begin

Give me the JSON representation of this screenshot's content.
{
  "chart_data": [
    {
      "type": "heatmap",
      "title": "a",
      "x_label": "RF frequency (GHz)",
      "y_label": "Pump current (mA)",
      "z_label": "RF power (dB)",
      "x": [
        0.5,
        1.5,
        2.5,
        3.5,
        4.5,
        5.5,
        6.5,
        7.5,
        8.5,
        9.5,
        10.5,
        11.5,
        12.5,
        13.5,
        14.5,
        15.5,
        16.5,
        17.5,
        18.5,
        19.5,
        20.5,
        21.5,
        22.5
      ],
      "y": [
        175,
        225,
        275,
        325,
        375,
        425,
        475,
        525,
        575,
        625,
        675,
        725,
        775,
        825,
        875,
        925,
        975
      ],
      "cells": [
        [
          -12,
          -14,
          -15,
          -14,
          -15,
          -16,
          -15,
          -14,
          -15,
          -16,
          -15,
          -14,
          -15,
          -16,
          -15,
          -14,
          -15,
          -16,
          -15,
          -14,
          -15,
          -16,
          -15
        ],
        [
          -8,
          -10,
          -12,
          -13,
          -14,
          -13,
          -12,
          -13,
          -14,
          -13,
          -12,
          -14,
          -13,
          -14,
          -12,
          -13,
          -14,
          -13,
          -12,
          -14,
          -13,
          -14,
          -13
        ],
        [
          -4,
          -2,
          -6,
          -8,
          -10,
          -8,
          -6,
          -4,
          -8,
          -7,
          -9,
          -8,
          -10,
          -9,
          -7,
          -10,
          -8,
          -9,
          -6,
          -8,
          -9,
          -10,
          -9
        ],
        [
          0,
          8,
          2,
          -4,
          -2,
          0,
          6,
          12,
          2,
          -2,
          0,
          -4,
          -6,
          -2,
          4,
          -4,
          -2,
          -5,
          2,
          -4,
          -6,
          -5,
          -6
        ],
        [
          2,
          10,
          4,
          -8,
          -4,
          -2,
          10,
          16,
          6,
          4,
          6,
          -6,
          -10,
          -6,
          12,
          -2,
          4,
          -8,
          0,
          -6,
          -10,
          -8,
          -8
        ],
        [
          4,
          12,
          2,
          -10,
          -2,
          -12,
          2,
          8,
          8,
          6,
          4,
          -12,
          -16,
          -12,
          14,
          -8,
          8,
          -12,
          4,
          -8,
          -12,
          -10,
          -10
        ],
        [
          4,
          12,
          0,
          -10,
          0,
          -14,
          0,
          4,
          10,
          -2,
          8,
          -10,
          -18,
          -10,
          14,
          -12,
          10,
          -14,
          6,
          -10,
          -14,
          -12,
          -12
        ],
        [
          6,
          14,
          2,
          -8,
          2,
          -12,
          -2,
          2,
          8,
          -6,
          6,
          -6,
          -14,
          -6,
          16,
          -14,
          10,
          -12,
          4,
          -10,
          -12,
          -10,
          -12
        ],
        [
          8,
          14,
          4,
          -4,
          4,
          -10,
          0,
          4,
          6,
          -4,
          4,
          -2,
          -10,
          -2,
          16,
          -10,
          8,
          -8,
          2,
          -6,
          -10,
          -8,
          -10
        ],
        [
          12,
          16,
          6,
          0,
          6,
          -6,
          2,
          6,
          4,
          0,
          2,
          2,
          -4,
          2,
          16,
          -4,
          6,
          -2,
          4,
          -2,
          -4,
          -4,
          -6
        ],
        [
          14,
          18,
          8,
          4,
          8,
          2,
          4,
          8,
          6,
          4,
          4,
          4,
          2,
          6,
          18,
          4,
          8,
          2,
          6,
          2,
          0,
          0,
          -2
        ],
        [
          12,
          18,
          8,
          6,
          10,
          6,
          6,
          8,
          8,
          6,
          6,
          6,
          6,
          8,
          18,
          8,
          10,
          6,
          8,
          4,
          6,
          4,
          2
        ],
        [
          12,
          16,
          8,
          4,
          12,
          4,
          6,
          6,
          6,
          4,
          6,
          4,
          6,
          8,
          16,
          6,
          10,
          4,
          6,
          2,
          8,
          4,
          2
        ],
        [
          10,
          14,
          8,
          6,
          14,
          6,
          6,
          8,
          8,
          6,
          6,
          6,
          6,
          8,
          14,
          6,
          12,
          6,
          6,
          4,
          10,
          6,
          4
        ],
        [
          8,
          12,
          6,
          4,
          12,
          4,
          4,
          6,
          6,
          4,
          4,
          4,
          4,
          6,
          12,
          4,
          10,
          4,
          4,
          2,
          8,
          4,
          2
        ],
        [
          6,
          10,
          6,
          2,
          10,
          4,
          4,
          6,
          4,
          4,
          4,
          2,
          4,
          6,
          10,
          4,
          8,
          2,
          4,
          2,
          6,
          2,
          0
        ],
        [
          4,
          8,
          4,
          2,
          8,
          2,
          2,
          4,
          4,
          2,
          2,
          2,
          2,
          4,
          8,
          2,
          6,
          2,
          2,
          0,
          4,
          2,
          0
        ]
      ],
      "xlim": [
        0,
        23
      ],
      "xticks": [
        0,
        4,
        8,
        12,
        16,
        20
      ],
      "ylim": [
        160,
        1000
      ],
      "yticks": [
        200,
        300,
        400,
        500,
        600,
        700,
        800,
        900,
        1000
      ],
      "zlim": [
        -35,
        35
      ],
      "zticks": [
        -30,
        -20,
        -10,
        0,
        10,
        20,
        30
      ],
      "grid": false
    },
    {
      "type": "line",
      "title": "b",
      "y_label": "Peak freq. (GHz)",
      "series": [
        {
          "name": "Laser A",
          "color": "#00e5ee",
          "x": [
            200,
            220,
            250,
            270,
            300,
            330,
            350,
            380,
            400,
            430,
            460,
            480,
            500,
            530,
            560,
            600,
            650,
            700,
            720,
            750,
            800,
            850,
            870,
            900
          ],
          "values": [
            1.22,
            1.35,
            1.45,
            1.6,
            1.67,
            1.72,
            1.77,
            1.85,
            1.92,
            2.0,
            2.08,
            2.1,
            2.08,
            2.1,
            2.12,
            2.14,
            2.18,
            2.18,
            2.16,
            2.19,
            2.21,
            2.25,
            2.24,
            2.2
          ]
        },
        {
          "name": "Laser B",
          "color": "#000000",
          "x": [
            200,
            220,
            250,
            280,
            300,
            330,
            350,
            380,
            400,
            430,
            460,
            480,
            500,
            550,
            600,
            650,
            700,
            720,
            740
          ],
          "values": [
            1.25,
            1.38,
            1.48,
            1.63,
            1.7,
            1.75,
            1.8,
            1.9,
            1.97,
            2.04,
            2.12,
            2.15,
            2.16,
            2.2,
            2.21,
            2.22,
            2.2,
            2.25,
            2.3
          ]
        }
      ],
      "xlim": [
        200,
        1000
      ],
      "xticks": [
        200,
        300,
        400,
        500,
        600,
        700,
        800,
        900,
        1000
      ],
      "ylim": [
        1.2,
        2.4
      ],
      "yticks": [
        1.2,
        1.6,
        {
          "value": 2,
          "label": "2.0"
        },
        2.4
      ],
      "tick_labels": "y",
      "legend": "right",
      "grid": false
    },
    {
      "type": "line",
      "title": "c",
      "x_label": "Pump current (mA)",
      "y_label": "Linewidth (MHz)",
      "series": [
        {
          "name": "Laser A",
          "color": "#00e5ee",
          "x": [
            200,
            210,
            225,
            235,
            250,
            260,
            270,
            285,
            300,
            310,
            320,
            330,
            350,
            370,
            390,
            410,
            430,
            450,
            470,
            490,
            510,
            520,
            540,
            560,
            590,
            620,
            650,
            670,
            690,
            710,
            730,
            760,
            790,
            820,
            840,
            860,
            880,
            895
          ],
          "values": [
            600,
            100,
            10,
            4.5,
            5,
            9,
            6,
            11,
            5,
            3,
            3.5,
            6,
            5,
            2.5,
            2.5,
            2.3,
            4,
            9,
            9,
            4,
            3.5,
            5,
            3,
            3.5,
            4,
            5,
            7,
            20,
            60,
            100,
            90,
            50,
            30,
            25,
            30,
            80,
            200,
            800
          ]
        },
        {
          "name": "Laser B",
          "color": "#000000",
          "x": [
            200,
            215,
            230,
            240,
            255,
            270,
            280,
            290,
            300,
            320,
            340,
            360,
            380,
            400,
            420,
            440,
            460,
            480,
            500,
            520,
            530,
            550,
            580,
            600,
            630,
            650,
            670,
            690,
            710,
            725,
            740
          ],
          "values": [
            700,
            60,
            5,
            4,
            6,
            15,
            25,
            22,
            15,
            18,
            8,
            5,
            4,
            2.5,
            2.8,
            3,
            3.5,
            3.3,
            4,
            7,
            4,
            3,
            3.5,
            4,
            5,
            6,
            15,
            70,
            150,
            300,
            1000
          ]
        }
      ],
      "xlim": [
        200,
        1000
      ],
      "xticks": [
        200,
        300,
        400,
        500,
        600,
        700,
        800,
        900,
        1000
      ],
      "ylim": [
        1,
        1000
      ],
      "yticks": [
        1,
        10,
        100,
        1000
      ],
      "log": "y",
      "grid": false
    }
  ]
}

end

§ **Your task**
Identify each line in the entries with the word "Pump" and copy it.

§ **Final result**
      "y_label": "Pump current (mA)",
      "x_label": "Pump current (mA)",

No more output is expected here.